◆ **Problem requirements**:
Single out each line with the word "diamond" and copy it.

◇ ◇ ◇ ◇ ◇

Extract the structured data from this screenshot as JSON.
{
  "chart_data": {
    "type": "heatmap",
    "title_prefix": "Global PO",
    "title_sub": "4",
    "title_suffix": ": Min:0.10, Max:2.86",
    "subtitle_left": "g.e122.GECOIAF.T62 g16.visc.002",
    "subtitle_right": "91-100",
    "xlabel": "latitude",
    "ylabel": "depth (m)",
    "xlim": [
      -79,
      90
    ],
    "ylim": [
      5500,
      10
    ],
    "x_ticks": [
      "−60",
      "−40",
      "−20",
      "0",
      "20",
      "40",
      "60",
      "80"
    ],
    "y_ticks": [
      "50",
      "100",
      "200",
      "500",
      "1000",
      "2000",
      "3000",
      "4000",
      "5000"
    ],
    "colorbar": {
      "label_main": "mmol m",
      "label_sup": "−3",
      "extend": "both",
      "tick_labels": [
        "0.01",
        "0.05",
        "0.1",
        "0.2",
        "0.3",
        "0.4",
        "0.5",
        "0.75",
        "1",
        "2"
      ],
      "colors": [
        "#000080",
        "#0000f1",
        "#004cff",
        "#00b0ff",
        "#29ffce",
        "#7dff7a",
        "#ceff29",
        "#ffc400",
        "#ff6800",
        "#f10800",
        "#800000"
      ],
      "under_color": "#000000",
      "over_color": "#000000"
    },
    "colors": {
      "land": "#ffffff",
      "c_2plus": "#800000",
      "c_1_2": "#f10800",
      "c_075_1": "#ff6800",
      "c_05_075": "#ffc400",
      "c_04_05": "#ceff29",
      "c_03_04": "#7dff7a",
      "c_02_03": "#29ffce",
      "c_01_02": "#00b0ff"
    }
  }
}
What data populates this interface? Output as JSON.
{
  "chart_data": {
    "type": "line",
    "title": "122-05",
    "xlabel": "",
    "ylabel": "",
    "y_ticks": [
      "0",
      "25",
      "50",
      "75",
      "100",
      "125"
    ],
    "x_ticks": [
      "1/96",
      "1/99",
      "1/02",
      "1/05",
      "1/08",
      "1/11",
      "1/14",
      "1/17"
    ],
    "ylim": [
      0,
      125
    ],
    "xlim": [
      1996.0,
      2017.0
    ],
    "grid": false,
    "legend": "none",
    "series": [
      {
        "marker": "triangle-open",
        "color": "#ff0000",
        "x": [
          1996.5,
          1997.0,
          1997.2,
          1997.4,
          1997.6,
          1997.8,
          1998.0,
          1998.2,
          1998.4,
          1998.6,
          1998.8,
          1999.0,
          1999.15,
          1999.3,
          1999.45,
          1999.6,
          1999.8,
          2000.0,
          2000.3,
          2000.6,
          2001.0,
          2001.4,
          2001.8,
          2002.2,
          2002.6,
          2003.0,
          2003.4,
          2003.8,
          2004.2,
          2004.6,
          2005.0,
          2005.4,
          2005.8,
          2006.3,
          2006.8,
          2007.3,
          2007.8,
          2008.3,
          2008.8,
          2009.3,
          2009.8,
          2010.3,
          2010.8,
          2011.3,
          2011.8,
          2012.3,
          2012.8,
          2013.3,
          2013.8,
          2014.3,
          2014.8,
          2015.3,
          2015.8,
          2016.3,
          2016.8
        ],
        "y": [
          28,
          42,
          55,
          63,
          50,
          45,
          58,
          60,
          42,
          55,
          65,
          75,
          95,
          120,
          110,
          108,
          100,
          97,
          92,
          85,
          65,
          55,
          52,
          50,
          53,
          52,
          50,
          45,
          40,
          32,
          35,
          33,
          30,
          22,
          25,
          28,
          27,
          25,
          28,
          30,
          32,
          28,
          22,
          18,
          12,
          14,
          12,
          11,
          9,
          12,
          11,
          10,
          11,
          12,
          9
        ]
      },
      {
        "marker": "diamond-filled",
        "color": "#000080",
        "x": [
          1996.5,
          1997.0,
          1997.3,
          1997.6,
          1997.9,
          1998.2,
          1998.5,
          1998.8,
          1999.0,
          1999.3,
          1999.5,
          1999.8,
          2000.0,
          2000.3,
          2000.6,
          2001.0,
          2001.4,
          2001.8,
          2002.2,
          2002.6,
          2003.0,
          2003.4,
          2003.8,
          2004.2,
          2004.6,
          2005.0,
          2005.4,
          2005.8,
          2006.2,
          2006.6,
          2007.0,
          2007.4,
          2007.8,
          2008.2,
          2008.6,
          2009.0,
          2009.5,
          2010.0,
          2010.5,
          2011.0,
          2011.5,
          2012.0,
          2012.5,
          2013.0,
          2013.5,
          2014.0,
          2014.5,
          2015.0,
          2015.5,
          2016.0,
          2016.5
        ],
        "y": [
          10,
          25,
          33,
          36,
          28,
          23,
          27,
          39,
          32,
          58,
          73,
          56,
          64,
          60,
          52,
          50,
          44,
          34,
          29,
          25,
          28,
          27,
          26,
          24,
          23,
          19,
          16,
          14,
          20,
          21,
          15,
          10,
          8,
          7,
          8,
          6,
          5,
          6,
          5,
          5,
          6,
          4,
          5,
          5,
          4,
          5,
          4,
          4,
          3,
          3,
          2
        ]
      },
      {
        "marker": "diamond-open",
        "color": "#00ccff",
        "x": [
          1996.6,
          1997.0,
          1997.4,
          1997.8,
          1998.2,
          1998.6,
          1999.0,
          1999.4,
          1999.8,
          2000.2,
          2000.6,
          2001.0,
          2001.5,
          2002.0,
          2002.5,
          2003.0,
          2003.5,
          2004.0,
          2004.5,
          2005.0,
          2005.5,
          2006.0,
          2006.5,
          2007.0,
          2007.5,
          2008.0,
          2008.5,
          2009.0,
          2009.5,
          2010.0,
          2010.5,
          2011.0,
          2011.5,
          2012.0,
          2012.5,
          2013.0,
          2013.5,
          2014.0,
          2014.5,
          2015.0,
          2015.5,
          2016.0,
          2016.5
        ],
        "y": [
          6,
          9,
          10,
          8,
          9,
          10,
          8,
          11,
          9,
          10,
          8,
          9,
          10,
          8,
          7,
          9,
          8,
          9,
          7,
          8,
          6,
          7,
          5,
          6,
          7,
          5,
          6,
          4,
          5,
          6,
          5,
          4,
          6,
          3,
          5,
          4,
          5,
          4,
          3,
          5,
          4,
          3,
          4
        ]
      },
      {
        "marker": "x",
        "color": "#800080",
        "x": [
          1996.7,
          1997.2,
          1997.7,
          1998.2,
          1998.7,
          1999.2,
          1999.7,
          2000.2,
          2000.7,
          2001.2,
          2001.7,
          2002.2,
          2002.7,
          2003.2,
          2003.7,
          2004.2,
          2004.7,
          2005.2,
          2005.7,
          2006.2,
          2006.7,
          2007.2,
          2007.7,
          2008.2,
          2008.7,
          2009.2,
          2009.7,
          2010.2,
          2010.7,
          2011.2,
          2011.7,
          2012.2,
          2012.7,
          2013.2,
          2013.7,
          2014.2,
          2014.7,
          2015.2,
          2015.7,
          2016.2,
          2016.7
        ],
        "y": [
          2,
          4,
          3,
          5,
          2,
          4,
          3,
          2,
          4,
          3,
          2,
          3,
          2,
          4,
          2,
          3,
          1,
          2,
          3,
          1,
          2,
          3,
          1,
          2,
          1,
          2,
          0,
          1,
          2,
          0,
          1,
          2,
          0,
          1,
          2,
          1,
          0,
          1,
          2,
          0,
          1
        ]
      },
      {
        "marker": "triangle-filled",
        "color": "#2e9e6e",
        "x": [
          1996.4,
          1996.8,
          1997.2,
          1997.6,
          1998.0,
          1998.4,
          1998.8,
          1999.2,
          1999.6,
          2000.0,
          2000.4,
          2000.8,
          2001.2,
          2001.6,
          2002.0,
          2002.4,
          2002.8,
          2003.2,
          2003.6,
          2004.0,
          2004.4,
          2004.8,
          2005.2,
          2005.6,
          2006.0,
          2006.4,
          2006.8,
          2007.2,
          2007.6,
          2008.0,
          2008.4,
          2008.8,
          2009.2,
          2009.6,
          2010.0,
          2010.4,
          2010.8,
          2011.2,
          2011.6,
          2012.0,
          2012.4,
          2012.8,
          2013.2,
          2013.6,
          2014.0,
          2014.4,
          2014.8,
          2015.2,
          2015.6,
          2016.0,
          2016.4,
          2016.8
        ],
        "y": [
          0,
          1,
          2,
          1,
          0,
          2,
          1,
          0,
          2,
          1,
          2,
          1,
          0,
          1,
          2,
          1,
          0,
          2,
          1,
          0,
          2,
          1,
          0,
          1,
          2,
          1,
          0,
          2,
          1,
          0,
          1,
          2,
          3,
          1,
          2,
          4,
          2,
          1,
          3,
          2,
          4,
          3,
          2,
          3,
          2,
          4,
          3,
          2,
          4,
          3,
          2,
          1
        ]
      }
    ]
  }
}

◇ ◇ ◇ ◇ ◇

◆ **Response to the exercise**:
        "marker": "diamond-filled",
        "marker": "diamond-open",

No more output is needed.